▶ [Given information]
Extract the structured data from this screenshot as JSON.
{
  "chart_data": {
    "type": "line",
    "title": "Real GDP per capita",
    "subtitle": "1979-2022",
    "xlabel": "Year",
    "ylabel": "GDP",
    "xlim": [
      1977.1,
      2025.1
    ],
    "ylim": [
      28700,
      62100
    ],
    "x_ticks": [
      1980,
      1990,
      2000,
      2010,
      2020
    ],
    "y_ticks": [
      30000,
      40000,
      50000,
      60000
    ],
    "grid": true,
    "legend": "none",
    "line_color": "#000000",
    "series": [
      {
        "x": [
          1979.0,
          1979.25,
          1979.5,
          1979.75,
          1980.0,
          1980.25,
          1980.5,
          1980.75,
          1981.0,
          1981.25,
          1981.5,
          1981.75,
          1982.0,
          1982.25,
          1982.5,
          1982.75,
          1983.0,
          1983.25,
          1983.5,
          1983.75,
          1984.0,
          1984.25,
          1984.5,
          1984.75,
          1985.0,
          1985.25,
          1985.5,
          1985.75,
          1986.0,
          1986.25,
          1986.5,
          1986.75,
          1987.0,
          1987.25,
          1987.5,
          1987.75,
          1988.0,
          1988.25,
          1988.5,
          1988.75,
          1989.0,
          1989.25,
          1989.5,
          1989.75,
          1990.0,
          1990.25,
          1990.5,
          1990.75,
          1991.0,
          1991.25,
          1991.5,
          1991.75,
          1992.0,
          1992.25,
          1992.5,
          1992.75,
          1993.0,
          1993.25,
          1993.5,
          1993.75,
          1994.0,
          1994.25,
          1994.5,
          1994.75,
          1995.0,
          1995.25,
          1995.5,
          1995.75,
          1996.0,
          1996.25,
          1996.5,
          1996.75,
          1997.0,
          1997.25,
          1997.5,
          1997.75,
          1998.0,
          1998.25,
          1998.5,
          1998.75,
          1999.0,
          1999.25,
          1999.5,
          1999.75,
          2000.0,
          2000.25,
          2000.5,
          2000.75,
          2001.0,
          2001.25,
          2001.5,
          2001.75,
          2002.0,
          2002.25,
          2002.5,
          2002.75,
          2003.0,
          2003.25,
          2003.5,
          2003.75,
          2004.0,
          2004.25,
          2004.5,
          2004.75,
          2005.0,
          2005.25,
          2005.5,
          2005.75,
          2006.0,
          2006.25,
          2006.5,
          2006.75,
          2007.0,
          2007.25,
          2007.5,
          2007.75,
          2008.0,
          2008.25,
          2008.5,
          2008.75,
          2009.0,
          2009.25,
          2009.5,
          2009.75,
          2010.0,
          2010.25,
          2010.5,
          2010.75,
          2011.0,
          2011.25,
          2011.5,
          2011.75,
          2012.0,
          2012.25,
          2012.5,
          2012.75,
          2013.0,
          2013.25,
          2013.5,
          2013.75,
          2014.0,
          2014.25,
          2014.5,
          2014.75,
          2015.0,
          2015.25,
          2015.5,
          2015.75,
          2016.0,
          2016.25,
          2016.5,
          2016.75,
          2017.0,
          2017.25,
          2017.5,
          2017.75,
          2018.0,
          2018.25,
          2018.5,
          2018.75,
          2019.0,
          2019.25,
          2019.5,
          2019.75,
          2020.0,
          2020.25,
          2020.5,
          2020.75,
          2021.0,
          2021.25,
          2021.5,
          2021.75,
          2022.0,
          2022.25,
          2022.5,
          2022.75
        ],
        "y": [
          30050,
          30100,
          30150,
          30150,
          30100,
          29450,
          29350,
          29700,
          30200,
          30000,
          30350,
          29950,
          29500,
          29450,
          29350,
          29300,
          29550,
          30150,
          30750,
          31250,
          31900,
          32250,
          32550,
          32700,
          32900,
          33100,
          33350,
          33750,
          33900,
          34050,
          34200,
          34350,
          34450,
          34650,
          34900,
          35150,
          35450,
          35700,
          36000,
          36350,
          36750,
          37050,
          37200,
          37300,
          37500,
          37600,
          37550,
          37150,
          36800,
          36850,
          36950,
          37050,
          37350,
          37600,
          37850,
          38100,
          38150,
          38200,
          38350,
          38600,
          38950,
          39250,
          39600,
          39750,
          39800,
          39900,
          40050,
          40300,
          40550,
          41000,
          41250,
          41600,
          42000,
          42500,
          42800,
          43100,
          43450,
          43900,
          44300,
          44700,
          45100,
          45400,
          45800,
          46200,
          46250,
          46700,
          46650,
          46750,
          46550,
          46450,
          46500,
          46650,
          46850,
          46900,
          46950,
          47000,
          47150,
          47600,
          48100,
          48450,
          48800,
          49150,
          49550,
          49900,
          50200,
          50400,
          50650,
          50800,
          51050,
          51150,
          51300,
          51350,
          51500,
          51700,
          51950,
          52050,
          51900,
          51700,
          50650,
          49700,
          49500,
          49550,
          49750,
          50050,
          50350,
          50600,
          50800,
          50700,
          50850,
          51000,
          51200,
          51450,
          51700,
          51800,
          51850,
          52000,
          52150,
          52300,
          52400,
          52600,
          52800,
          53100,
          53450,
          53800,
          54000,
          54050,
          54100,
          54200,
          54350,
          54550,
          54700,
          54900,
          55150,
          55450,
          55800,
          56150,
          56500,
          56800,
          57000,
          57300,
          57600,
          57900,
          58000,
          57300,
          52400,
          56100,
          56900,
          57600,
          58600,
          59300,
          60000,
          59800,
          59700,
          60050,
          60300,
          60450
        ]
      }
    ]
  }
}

▶ [Short problem] Repeat the material in full, exactly as it stands.

▶ [Response]
Extract the structured data from this screenshot as JSON.
{
  "chart_data": {
    "type": "line",
    "title": "Real GDP per capita",
    "subtitle": "1979-2022",
    "xlabel": "Year",
    "ylabel": "GDP",
    "xlim": [
      1977.1,
      2025.1
    ],
    "ylim": [
      28700,
      62100
    ],
    "x_ticks": [
      1980,
      1990,
      2000,
      2010,
      2020
    ],
    "y_ticks": [
      30000,
      40000,
      50000,
      60000
    ],
    "grid": true,
    "legend": "none",
    "line_color": "#000000",
    "series": [
      {
        "x": [
          1979.0,
          1979.25,
          1979.5,
          1979.75,
          1980.0,
          1980.25,
          1980.5,
          1980.75,
          1981.0,
          1981.25,
          1981.5,
          1981.75,
          1982.0,
          1982.25,
          1982.5,
          1982.75,
          1983.0,
          1983.25,
          1983.5,
          1983.75,
          1984.0,
          1984.25,
          1984.5,
          1984.75,
          1985.0,
          1985.25,
          1985.5,
          1985.75,
          1986.0,
          1986.25,
          1986.5,
          1986.75,
          1987.0,
          1987.25,
          1987.5,
          1987.75,
          1988.0,
          1988.25,
          1988.5,
          1988.75,
          1989.0,
          1989.25,
          1989.5,
          1989.75,
          1990.0,
          1990.25,
          1990.5,
          1990.75,
          1991.0,
          1991.25,
          1991.5,
          1991.75,
          1992.0,
          1992.25,
          1992.5,
          1992.75,
          1993.0,
          1993.25,
          1993.5,
          1993.75,
          1994.0,
          1994.25,
          1994.5,
          1994.75,
          1995.0,
          1995.25,
          1995.5,
          1995.75,
          1996.0,
          1996.25,
          1996.5,
          1996.75,
          1997.0,
          1997.25,
          1997.5,
          1997.75,
          1998.0,
          1998.25,
          1998.5,
          1998.75,
          1999.0,
          1999.25,
          1999.5,
          1999.75,
          2000.0,
          2000.25,
          2000.5,
          2000.75,
          2001.0,
          2001.25,
          2001.5,
          2001.75,
          2002.0,
          2002.25,
          2002.5,
          2002.75,
          2003.0,
          2003.25,
          2003.5,
          2003.75,
          2004.0,
          2004.25,
          2004.5,
          2004.75,
          2005.0,
          2005.25,
          2005.5,
          2005.75,
          2006.0,
          2006.25,
          2006.5,
          2006.75,
          2007.0,
          2007.25,
          2007.5,
          2007.75,
          2008.0,
          2008.25,
          2008.5,
          2008.75,
          2009.0,
          2009.25,
          2009.5,
          2009.75,
          2010.0,
          2010.25,
          2010.5,
          2010.75,
          2011.0,
          2011.25,
          2011.5,
          2011.75,
          2012.0,
          2012.25,
          2012.5,
          2012.75,
          2013.0,
          2013.25,
          2013.5,
          2013.75,
          2014.0,
          2014.25,
          2014.5,
          2014.75,
          2015.0,
          2015.25,
          2015.5,
          2015.75,
          2016.0,
          2016.25,
          2016.5,
          2016.75,
          2017.0,
          2017.25,
          2017.5,
          2017.75,
          2018.0,
          2018.25,
          2018.5,
          2018.75,
          2019.0,
          2019.25,
          2019.5,
          2019.75,
          2020.0,
          2020.25,
          2020.5,
          2020.75,
          2021.0,
          2021.25,
          2021.5,
          2021.75,
          2022.0,
          2022.25,
          2022.5,
          2022.75
        ],
        "y": [
          30050,
          30100,
          30150,
          30150,
          30100,
          29450,
          29350,
          29700,
          30200,
          30000,
          30350,
          29950,
          29500,
          29450,
          29350,
          29300,
          29550,
          30150,
          30750,
          31250,
          31900,
          32250,
          32550,
          32700,
          32900,
          33100,
          33350,
          33750,
          33900,
          34050,
          34200,
          34350,
          34450,
          34650,
          34900,
          35150,
          35450,
          35700,
          36000,
          36350,
          36750,
          37050,
          37200,
          37300,
          37500,
          37600,
          37550,
          37150,
          36800,
          36850,
          36950,
          37050,
          37350,
          37600,
          37850,
          38100,
          38150,
          38200,
          38350,
          38600,
          38950,
          39250,
          39600,
          39750,
          39800,
          39900,
          40050,
          40300,
          40550,
          41000,
          41250,
          41600,
          42000,
          42500,
          42800,
          43100,
          43450,
          43900,
          44300,
          44700,
          45100,
          45400,
          45800,
          46200,
          46250,
          46700,
          46650,
          46750,
          46550,
          46450,
          46500,
          46650,
          46850,
          46900,
          46950,
          47000,
          47150,
          47600,
          48100,
          48450,
          48800,
          49150,
          49550,
          49900,
          50200,
          50400,
          50650,
          50800,
          51050,
          51150,
          51300,
          51350,
          51500,
          51700,
          51950,
          52050,
          51900,
          51700,
          50650,
          49700,
          49500,
          49550,
          49750,
          50050,
          50350,
          50600,
          50800,
          50700,
          50850,
          51000,
          51200,
          51450,
          51700,
          51800,
          51850,
          52000,
          52150,
          52300,
          52400,
          52600,
          52800,
          53100,
          53450,
          53800,
          54000,
          54050,
          54100,
          54200,
          54350,
          54550,
          54700,
          54900,
          55150,
          55450,
          55800,
          56150,
          56500,
          56800,
          57000,
          57300,
          57600,
          57900,
          58000,
          57300,
          52400,
          56100,
          56900,
          57600,
          58600,
          59300,
          60000,
          59800,
          59700,
          60050,
          60300,
          60450
        ]
      }
    ]
  }
}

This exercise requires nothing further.